## What this task involves
Copy every record below exactly as written, but leave out the pictures.

Dataset entries

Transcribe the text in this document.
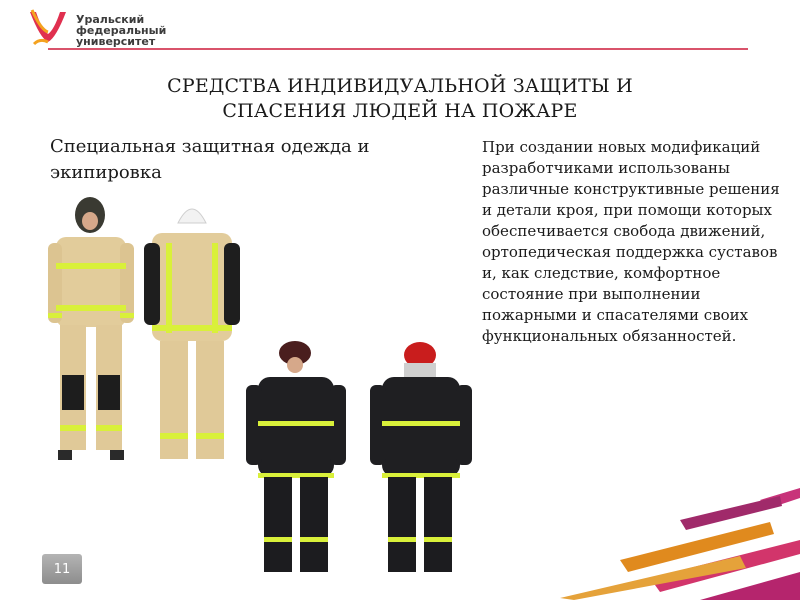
Уральский
федеральный
университет
СРЕДСТВА ИНДИВИДУАЛЬНОЙ ЗАЩИТЫ И
СПАСЕНИЯ ЛЮДЕЙ НА ПОЖАРЕ
Специальная защитная одежда и экипировка
При создании новых модификаций разработчиками использованы различные конструктивные решения и детали кроя, при помощи которых обеспечивается свобода движений, ортопедическая поддержка суставов и, как следствие, комфортное состояние при выполнении пожарными и спасателями своих функциональных обязанностей.
11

## Answer to the problem
Transcribe the text in this document.
Уральский
федеральный
университет
СРЕДСТВА ИНДИВИДУАЛЬНОЙ ЗАЩИТЫ И
СПАСЕНИЯ ЛЮДЕЙ НА ПОЖАРЕ
Специальная защитная одежда и экипировка
При создании новых модификаций разработчиками использованы различные конструктивные решения и детали кроя, при помощи которых обеспечивается свобода движений, ортопедическая поддержка суставов и, как следствие, комфортное состояние при выполнении пожарными и спасателями своих функциональных обязанностей.
11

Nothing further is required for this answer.